Task statement: Write out all of the entries that follow, word for word, but skip the pictures.

Supplied material:
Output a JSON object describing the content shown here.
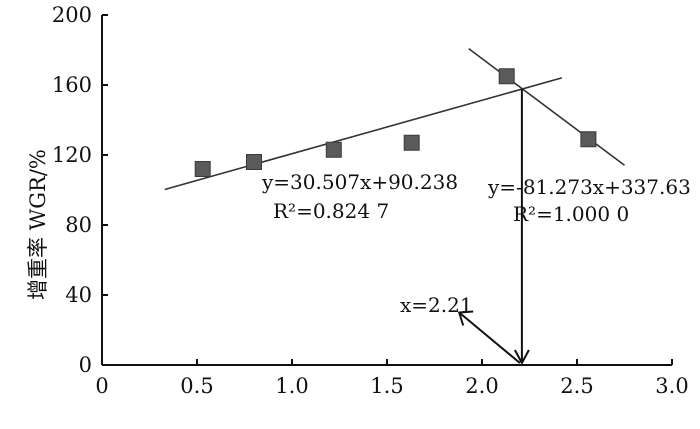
{
  "chart_data": {
    "type": "scatter",
    "title": "",
    "xlabel": "",
    "ylabel": "增重率 WGR/%",
    "xlim": [
      0,
      3.0
    ],
    "ylim": [
      0,
      200
    ],
    "x_ticks": [
      "0",
      "0.5",
      "1.0",
      "1.5",
      "2.0",
      "2.5",
      "3.0"
    ],
    "y_ticks": [
      "0",
      "40",
      "80",
      "120",
      "160",
      "200"
    ],
    "grid": false,
    "points": [
      {
        "x": 0.53,
        "y": 112
      },
      {
        "x": 0.8,
        "y": 116
      },
      {
        "x": 1.22,
        "y": 123
      },
      {
        "x": 1.63,
        "y": 127
      },
      {
        "x": 2.13,
        "y": 165
      },
      {
        "x": 2.56,
        "y": 129
      }
    ],
    "fit_lines": [
      {
        "slope": 30.507,
        "intercept": 90.238,
        "x_range": [
          0.33,
          2.42
        ],
        "equation": "y=30.507x+90.238",
        "r2": "R²=0.824 7"
      },
      {
        "slope": -81.273,
        "intercept": 337.63,
        "x_range": [
          1.93,
          2.75
        ],
        "equation": "y=-81.273x+337.63",
        "r2": "R²=1.000 0"
      }
    ],
    "intersection": {
      "x": 2.21,
      "label": "x=2.21"
    },
    "marker_color": "#5a5a5a",
    "line_color": "#333333"
  }
}
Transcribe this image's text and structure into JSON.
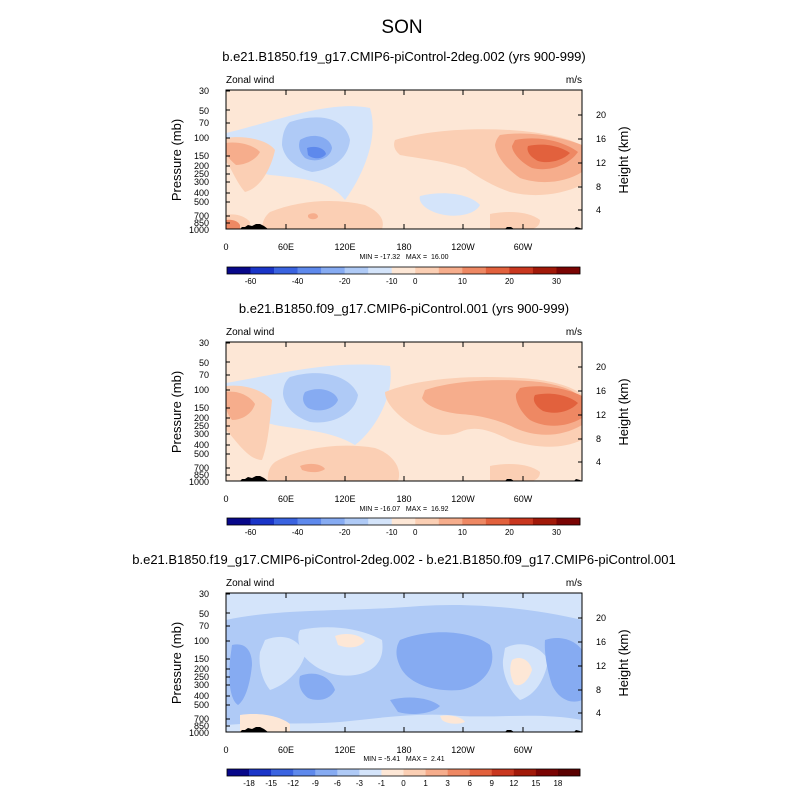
{
  "figure": {
    "title": "SON"
  },
  "chart_data": [
    {
      "type": "heatmap",
      "title": "b.e21.B1850.f19_g17.CMIP6-piControl-2deg.002 (yrs 900-999)",
      "left_label": "Zonal wind",
      "right_label": "m/s",
      "ylabel": "Pressure (mb)",
      "ylabel_right": "Height (km)",
      "x_ticks": [
        "0",
        "60E",
        "120E",
        "180",
        "120W",
        "60W"
      ],
      "y_ticks": [
        "30",
        "50",
        "70",
        "100",
        "150",
        "200",
        "250",
        "300",
        "400",
        "500",
        "700",
        "850",
        "1000"
      ],
      "height_ticks": [
        "4",
        "8",
        "12",
        "16",
        "20"
      ],
      "stats": "MIN = -17.32   MAX =  16.00",
      "colorbar": {
        "labels": [
          "-60",
          "-40",
          "-20",
          "-10",
          "0",
          "10",
          "20",
          "30"
        ],
        "colors": [
          "#08088a",
          "#1a35c8",
          "#3a63e0",
          "#5e89ec",
          "#86abf2",
          "#afcaf6",
          "#d4e4fa",
          "#fde7d6",
          "#fbcfb4",
          "#f6ad8c",
          "#ee8863",
          "#e2613d",
          "#c9371f",
          "#a11909",
          "#7a0403"
        ]
      }
    },
    {
      "type": "heatmap",
      "title": "b.e21.B1850.f09_g17.CMIP6-piControl.001 (yrs 900-999)",
      "left_label": "Zonal wind",
      "right_label": "m/s",
      "ylabel": "Pressure (mb)",
      "ylabel_right": "Height (km)",
      "x_ticks": [
        "0",
        "60E",
        "120E",
        "180",
        "120W",
        "60W"
      ],
      "y_ticks": [
        "30",
        "50",
        "70",
        "100",
        "150",
        "200",
        "250",
        "300",
        "400",
        "500",
        "700",
        "850",
        "1000"
      ],
      "height_ticks": [
        "4",
        "8",
        "12",
        "16",
        "20"
      ],
      "stats": "MIN = -16.07   MAX =  16.92",
      "colorbar": {
        "labels": [
          "-60",
          "-40",
          "-20",
          "-10",
          "0",
          "10",
          "20",
          "30"
        ],
        "colors": [
          "#08088a",
          "#1a35c8",
          "#3a63e0",
          "#5e89ec",
          "#86abf2",
          "#afcaf6",
          "#d4e4fa",
          "#fde7d6",
          "#fbcfb4",
          "#f6ad8c",
          "#ee8863",
          "#e2613d",
          "#c9371f",
          "#a11909",
          "#7a0403"
        ]
      }
    },
    {
      "type": "heatmap",
      "title": "b.e21.B1850.f19_g17.CMIP6-piControl-2deg.002 - b.e21.B1850.f09_g17.CMIP6-piControl.001",
      "left_label": "Zonal wind",
      "right_label": "m/s",
      "ylabel": "Pressure (mb)",
      "ylabel_right": "Height (km)",
      "x_ticks": [
        "0",
        "60E",
        "120E",
        "180",
        "120W",
        "60W"
      ],
      "y_ticks": [
        "30",
        "50",
        "70",
        "100",
        "150",
        "200",
        "250",
        "300",
        "400",
        "500",
        "700",
        "850",
        "1000"
      ],
      "height_ticks": [
        "4",
        "8",
        "12",
        "16",
        "20"
      ],
      "stats": "MIN = -5.41   MAX =  2.41",
      "colorbar": {
        "labels": [
          "-18",
          "-15",
          "-12",
          "-9",
          "-6",
          "-3",
          "-1",
          "0",
          "1",
          "3",
          "6",
          "9",
          "12",
          "15",
          "18"
        ],
        "colors": [
          "#08088a",
          "#1a35c8",
          "#3a63e0",
          "#5e89ec",
          "#86abf2",
          "#afcaf6",
          "#d4e4fa",
          "#fde7d6",
          "#fbcfb4",
          "#f6ad8c",
          "#ee8863",
          "#e2613d",
          "#c9371f",
          "#a11909",
          "#7a0403",
          "#5a0000"
        ]
      }
    }
  ]
}
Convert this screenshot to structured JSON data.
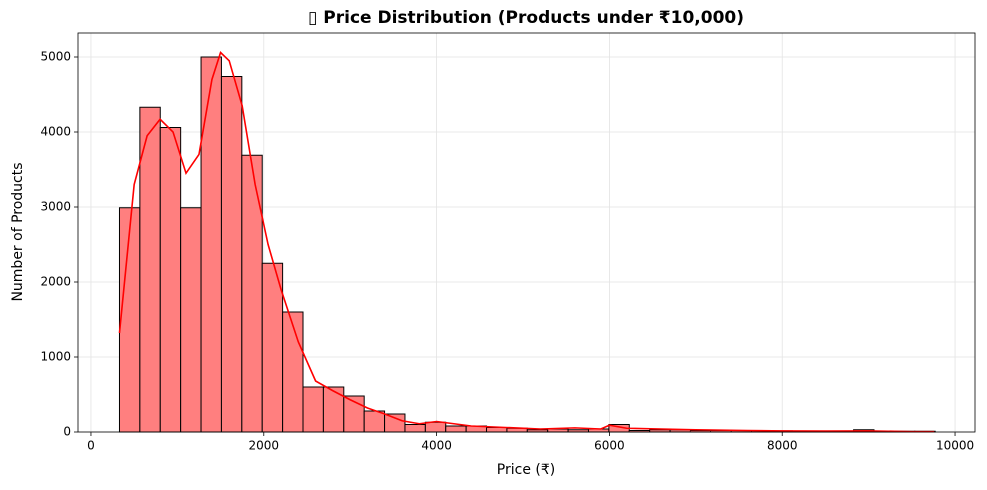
{
  "chart_data": {
    "type": "histogram",
    "title": "▯ Price Distribution (Products under ₹10,000)",
    "xlabel": "Price (₹)",
    "ylabel": "Number of Products",
    "bins": [
      330,
      566,
      802,
      1038,
      1274,
      1510,
      1746,
      1982,
      2218,
      2454,
      2690,
      2926,
      3162,
      3398,
      3634,
      3870,
      4106,
      4342,
      4578,
      4814,
      5050,
      5286,
      5522,
      5758,
      5994,
      6230,
      6466,
      6702,
      6938,
      7174,
      7410,
      7646,
      7882,
      8118,
      8354,
      8590,
      8826,
      9062,
      9298,
      9534,
      9770
    ],
    "values": [
      2990,
      4330,
      4060,
      2990,
      5000,
      4740,
      3690,
      2250,
      1600,
      600,
      600,
      480,
      280,
      240,
      100,
      130,
      80,
      80,
      60,
      50,
      30,
      40,
      30,
      40,
      100,
      20,
      30,
      30,
      20,
      20,
      20,
      20,
      15,
      10,
      10,
      10,
      30,
      10,
      10,
      10
    ],
    "color": "#ff7f7f",
    "edgecolor": "#000000",
    "kde": {
      "color": "#ff0000",
      "x": [
        330,
        500,
        650,
        800,
        950,
        1100,
        1250,
        1400,
        1500,
        1600,
        1750,
        1900,
        2050,
        2200,
        2400,
        2600,
        2800,
        3000,
        3200,
        3400,
        3600,
        3800,
        4000,
        4200,
        4400,
        4800,
        5200,
        5600,
        5900,
        6000,
        6200,
        6600,
        7000,
        7600,
        8000,
        8500,
        9000,
        9500,
        9760
      ],
      "values": [
        1320,
        3300,
        3950,
        4170,
        4000,
        3450,
        3700,
        4700,
        5060,
        4950,
        4350,
        3300,
        2500,
        1900,
        1200,
        680,
        550,
        430,
        320,
        240,
        150,
        110,
        140,
        110,
        80,
        60,
        40,
        55,
        40,
        90,
        50,
        40,
        30,
        20,
        15,
        12,
        15,
        5,
        5
      ]
    },
    "xlim": [
      -150,
      10231
    ],
    "ylim": [
      0,
      5320
    ],
    "xticks": [
      0,
      2000,
      4000,
      6000,
      8000,
      10000
    ],
    "yticks": [
      0,
      1000,
      2000,
      3000,
      4000,
      5000
    ],
    "grid": true
  }
}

Written solution:
Output a JSON object describing the content shown here.
{
  "chart_data": {
    "type": "scatter",
    "title": "",
    "xlabel": "",
    "ylabel": "增重率 WGR/%",
    "xlim": [
      0,
      3.0
    ],
    "ylim": [
      0,
      200
    ],
    "x_ticks": [
      "0",
      "0.5",
      "1.0",
      "1.5",
      "2.0",
      "2.5",
      "3.0"
    ],
    "y_ticks": [
      "0",
      "40",
      "80",
      "120",
      "160",
      "200"
    ],
    "grid": false,
    "points": [
      {
        "x": 0.53,
        "y": 112
      },
      {
        "x": 0.8,
        "y": 116
      },
      {
        "x": 1.22,
        "y": 123
      },
      {
        "x": 1.63,
        "y": 127
      },
      {
        "x": 2.13,
        "y": 165
      },
      {
        "x": 2.56,
        "y": 129
      }
    ],
    "fit_lines": [
      {
        "slope": 30.507,
        "intercept": 90.238,
        "x_range": [
          0.33,
          2.42
        ],
        "equation": "y=30.507x+90.238",
        "r2": "R²=0.824 7"
      },
      {
        "slope": -81.273,
        "intercept": 337.63,
        "x_range": [
          1.93,
          2.75
        ],
        "equation": "y=-81.273x+337.63",
        "r2": "R²=1.000 0"
      }
    ],
    "intersection": {
      "x": 2.21,
      "label": "x=2.21"
    },
    "marker_color": "#5a5a5a",
    "line_color": "#333333"
  }
}
Transcribe this image's text and structure into JSON.
{
  "figure": {
    "title": "SON"
  },
  "chart_data": [
    {
      "type": "heatmap",
      "title": "b.e21.B1850.f19_g17.CMIP6-piControl-2deg.002 (yrs 900-999)",
      "left_label": "Zonal wind",
      "right_label": "m/s",
      "ylabel": "Pressure (mb)",
      "ylabel_right": "Height (km)",
      "x_ticks": [
        "0",
        "60E",
        "120E",
        "180",
        "120W",
        "60W"
      ],
      "y_ticks": [
        "30",
        "50",
        "70",
        "100",
        "150",
        "200",
        "250",
        "300",
        "400",
        "500",
        "700",
        "850",
        "1000"
      ],
      "height_ticks": [
        "4",
        "8",
        "12",
        "16",
        "20"
      ],
      "stats": "MIN = -17.32   MAX =  16.00",
      "colorbar": {
        "labels": [
          "-60",
          "-40",
          "-20",
          "-10",
          "0",
          "10",
          "20",
          "30"
        ],
        "colors": [
          "#08088a",
          "#1a35c8",
          "#3a63e0",
          "#5e89ec",
          "#86abf2",
          "#afcaf6",
          "#d4e4fa",
          "#fde7d6",
          "#fbcfb4",
          "#f6ad8c",
          "#ee8863",
          "#e2613d",
          "#c9371f",
          "#a11909",
          "#7a0403"
        ]
      }
    },
    {
      "type": "heatmap",
      "title": "b.e21.B1850.f09_g17.CMIP6-piControl.001 (yrs 900-999)",
      "left_label": "Zonal wind",
      "right_label": "m/s",
      "ylabel": "Pressure (mb)",
      "ylabel_right": "Height (km)",
      "x_ticks": [
        "0",
        "60E",
        "120E",
        "180",
        "120W",
        "60W"
      ],
      "y_ticks": [
        "30",
        "50",
        "70",
        "100",
        "150",
        "200",
        "250",
        "300",
        "400",
        "500",
        "700",
        "850",
        "1000"
      ],
      "height_ticks": [
        "4",
        "8",
        "12",
        "16",
        "20"
      ],
      "stats": "MIN = -16.07   MAX =  16.92",
      "colorbar": {
        "labels": [
          "-60",
          "-40",
          "-20",
          "-10",
          "0",
          "10",
          "20",
          "30"
        ],
        "colors": [
          "#08088a",
          "#1a35c8",
          "#3a63e0",
          "#5e89ec",
          "#86abf2",
          "#afcaf6",
          "#d4e4fa",
          "#fde7d6",
          "#fbcfb4",
          "#f6ad8c",
          "#ee8863",
          "#e2613d",
          "#c9371f",
          "#a11909",
          "#7a0403"
        ]
      }
    },
    {
      "type": "heatmap",
      "title": "b.e21.B1850.f19_g17.CMIP6-piControl-2deg.002 - b.e21.B1850.f09_g17.CMIP6-piControl.001",
      "left_label": "Zonal wind",
      "right_label": "m/s",
      "ylabel": "Pressure (mb)",
      "ylabel_right": "Height (km)",
      "x_ticks": [
        "0",
        "60E",
        "120E",
        "180",
        "120W",
        "60W"
      ],
      "y_ticks": [
        "30",
        "50",
        "70",
        "100",
        "150",
        "200",
        "250",
        "300",
        "400",
        "500",
        "700",
        "850",
        "1000"
      ],
      "height_ticks": [
        "4",
        "8",
        "12",
        "16",
        "20"
      ],
      "stats": "MIN = -5.41   MAX =  2.41",
      "colorbar": {
        "labels": [
          "-18",
          "-15",
          "-12",
          "-9",
          "-6",
          "-3",
          "-1",
          "0",
          "1",
          "3",
          "6",
          "9",
          "12",
          "15",
          "18"
        ],
        "colors": [
          "#08088a",
          "#1a35c8",
          "#3a63e0",
          "#5e89ec",
          "#86abf2",
          "#afcaf6",
          "#d4e4fa",
          "#fde7d6",
          "#fbcfb4",
          "#f6ad8c",
          "#ee8863",
          "#e2613d",
          "#c9371f",
          "#a11909",
          "#7a0403",
          "#5a0000"
        ]
      }
    }
  ]
}
Convert this screenshot to structured JSON data.
{
  "chart_data": {
    "type": "histogram",
    "title": "▯ Price Distribution (Products under ₹10,000)",
    "xlabel": "Price (₹)",
    "ylabel": "Number of Products",
    "bins": [
      330,
      566,
      802,
      1038,
      1274,
      1510,
      1746,
      1982,
      2218,
      2454,
      2690,
      2926,
      3162,
      3398,
      3634,
      3870,
      4106,
      4342,
      4578,
      4814,
      5050,
      5286,
      5522,
      5758,
      5994,
      6230,
      6466,
      6702,
      6938,
      7174,
      7410,
      7646,
      7882,
      8118,
      8354,
      8590,
      8826,
      9062,
      9298,
      9534,
      9770
    ],
    "values": [
      2990,
      4330,
      4060,
      2990,
      5000,
      4740,
      3690,
      2250,
      1600,
      600,
      600,
      480,
      280,
      240,
      100,
      130,
      80,
      80,
      60,
      50,
      30,
      40,
      30,
      40,
      100,
      20,
      30,
      30,
      20,
      20,
      20,
      20,
      15,
      10,
      10,
      10,
      30,
      10,
      10,
      10
    ],
    "color": "#ff7f7f",
    "edgecolor": "#000000",
    "kde": {
      "color": "#ff0000",
      "x": [
        330,
        500,
        650,
        800,
        950,
        1100,
        1250,
        1400,
        1500,
        1600,
        1750,
        1900,
        2050,
        2200,
        2400,
        2600,
        2800,
        3000,
        3200,
        3400,
        3600,
        3800,
        4000,
        4200,
        4400,
        4800,
        5200,
        5600,
        5900,
        6000,
        6200,
        6600,
        7000,
        7600,
        8000,
        8500,
        9000,
        9500,
        9760
      ],
      "values": [
        1320,
        3300,
        3950,
        4170,
        4000,
        3450,
        3700,
        4700,
        5060,
        4950,
        4350,
        3300,
        2500,
        1900,
        1200,
        680,
        550,
        430,
        320,
        240,
        150,
        110,
        140,
        110,
        80,
        60,
        40,
        55,
        40,
        90,
        50,
        40,
        30,
        20,
        15,
        12,
        15,
        5,
        5
      ]
    },
    "xlim": [
      -150,
      10231
    ],
    "ylim": [
      0,
      5320
    ],
    "xticks": [
      0,
      2000,
      4000,
      6000,
      8000,
      10000
    ],
    "yticks": [
      0,
      1000,
      2000,
      3000,
      4000,
      5000
    ],
    "grid": true
  }
}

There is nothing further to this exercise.